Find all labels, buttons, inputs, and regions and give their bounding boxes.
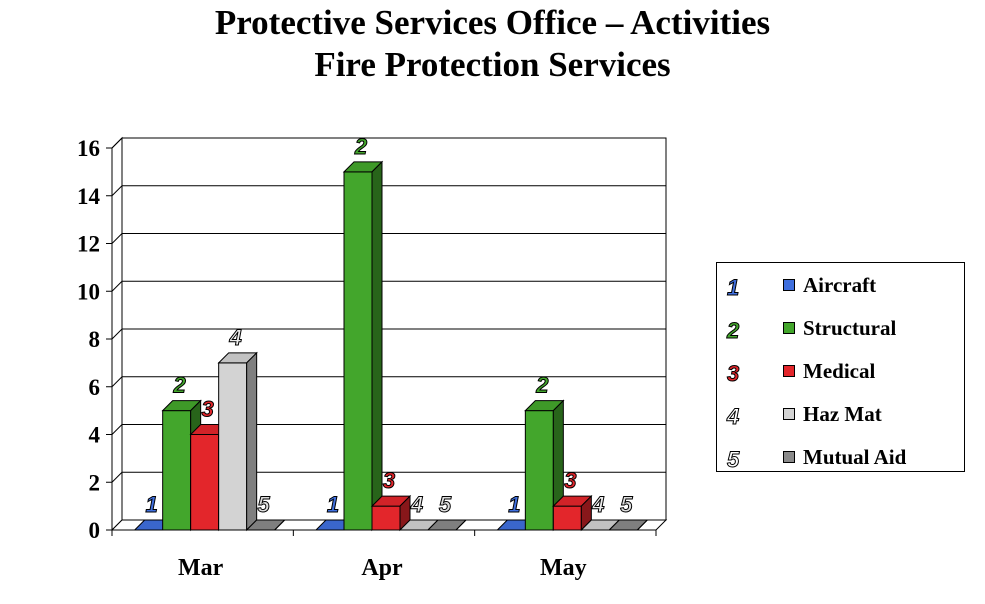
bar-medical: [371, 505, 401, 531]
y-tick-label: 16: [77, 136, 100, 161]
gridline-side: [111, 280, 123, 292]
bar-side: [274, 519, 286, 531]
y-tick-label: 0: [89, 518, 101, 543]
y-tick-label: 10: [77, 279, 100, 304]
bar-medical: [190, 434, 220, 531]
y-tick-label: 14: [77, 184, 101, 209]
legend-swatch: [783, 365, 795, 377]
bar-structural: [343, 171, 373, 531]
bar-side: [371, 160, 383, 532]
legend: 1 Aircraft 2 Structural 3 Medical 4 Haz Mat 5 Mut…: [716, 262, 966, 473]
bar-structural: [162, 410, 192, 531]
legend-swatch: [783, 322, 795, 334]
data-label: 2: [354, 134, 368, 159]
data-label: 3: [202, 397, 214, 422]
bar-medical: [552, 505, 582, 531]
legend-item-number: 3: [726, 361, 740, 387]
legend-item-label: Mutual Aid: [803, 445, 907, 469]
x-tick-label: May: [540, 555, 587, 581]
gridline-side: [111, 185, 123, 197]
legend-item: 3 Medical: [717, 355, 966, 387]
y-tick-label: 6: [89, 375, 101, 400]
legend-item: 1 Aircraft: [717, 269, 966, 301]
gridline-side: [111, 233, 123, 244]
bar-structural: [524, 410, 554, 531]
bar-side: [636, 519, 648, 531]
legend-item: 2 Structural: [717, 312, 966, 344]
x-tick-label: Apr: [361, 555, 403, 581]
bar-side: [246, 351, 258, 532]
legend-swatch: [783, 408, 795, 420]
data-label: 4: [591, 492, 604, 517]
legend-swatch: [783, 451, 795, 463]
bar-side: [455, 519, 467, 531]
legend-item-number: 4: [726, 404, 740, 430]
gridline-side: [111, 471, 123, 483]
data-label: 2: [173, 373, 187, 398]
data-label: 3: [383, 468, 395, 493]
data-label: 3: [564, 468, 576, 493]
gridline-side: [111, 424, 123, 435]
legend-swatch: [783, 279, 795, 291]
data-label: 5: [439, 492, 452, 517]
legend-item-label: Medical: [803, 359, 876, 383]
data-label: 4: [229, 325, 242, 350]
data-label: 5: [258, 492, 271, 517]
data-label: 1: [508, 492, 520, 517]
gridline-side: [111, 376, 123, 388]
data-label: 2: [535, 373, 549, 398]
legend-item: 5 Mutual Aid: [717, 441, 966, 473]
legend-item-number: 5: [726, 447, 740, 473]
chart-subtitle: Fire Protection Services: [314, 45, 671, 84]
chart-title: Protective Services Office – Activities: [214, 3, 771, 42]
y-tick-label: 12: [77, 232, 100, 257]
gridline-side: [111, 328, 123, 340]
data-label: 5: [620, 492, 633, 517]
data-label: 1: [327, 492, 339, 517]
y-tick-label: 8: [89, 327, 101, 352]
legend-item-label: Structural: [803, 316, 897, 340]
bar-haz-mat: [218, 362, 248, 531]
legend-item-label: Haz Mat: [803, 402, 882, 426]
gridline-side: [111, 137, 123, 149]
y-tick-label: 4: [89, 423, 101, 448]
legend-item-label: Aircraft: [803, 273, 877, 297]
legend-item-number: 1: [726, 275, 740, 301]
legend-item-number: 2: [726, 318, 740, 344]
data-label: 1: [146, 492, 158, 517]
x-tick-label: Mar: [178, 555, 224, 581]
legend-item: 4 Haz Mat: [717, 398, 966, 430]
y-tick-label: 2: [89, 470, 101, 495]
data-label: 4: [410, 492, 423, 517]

...

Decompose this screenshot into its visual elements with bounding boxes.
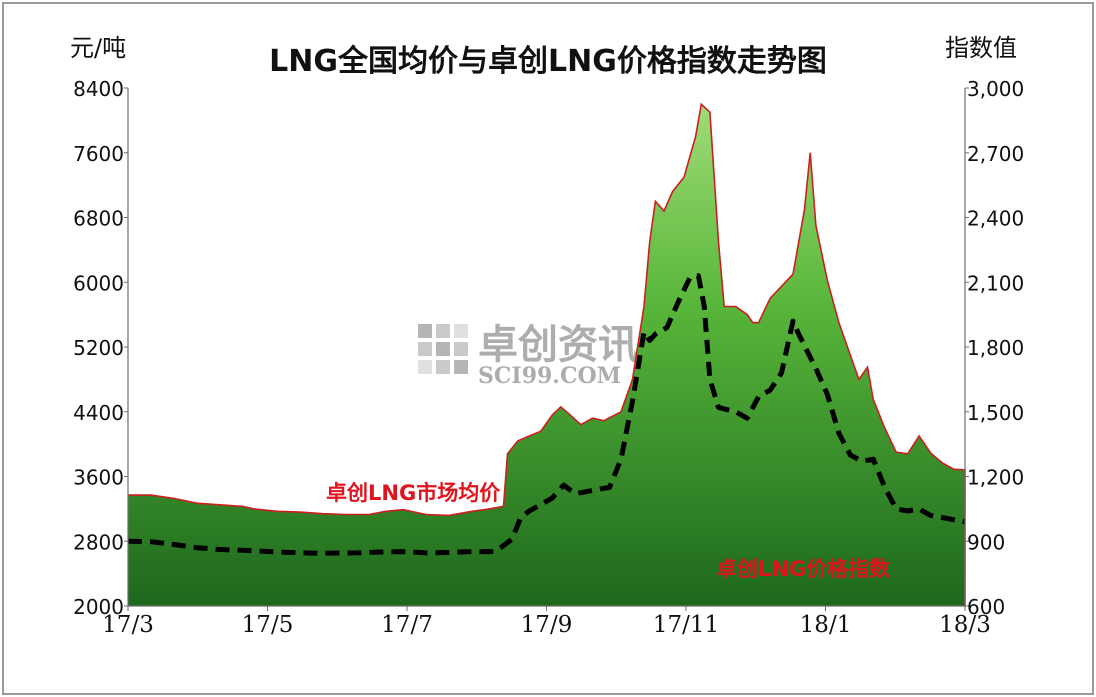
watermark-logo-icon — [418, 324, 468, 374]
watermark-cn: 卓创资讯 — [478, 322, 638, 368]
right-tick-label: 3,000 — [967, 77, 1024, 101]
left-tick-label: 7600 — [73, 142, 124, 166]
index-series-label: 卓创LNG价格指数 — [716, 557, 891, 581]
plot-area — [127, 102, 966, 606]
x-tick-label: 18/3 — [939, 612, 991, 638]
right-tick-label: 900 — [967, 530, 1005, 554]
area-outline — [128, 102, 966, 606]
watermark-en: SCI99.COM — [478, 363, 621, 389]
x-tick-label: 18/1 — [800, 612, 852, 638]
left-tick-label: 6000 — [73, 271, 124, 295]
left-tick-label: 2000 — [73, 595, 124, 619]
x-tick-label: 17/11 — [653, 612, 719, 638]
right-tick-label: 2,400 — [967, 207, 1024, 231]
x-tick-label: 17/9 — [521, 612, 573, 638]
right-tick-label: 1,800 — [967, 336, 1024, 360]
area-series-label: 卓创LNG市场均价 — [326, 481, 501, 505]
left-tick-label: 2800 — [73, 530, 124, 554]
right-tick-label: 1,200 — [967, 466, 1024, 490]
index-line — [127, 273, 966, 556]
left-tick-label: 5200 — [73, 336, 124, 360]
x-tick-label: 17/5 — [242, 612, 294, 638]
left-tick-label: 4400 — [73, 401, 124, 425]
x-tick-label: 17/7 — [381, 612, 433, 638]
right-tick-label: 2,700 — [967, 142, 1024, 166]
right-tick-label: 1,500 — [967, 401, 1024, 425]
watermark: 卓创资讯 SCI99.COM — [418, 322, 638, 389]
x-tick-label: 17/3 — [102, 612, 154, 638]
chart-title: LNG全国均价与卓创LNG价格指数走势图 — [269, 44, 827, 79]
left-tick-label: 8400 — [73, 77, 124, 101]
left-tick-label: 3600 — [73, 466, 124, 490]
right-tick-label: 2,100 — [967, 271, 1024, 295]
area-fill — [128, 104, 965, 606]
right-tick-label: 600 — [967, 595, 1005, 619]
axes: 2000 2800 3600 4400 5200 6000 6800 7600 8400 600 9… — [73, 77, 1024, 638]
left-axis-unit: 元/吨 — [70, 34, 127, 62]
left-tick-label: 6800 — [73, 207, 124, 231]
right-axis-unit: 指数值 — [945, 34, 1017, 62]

__Exercise brief__. Copy the items word for word, from the line with "bar-medical: [371, 505, 401, 531]" up to and including the line with "legend-item-number: 3: [726, 361, 740, 387]".

__Answer below__.
bar-medical: [371, 505, 401, 531]
y-tick-label: 16: [77, 136, 100, 161]
gridline-side: [111, 280, 123, 292]
bar-side: [274, 519, 286, 531]
y-tick-label: 0: [89, 518, 101, 543]
y-tick-label: 10: [77, 279, 100, 304]
bar-medical: [190, 434, 220, 531]
y-tick-label: 14: [77, 184, 101, 209]
legend-swatch: [783, 365, 795, 377]
bar-structural: [343, 171, 373, 531]
bar-side: [371, 160, 383, 532]
legend: 1 Aircraft 2 Structural 3 Medical 4 Haz Mat 5 Mut…: [716, 262, 966, 473]
bar-structural: [162, 410, 192, 531]
legend-swatch: [783, 322, 795, 334]
data-label: 2: [354, 134, 368, 159]
data-label: 3: [202, 397, 214, 422]
bar-medical: [552, 505, 582, 531]
legend-item-number: 3: [726, 361, 740, 387]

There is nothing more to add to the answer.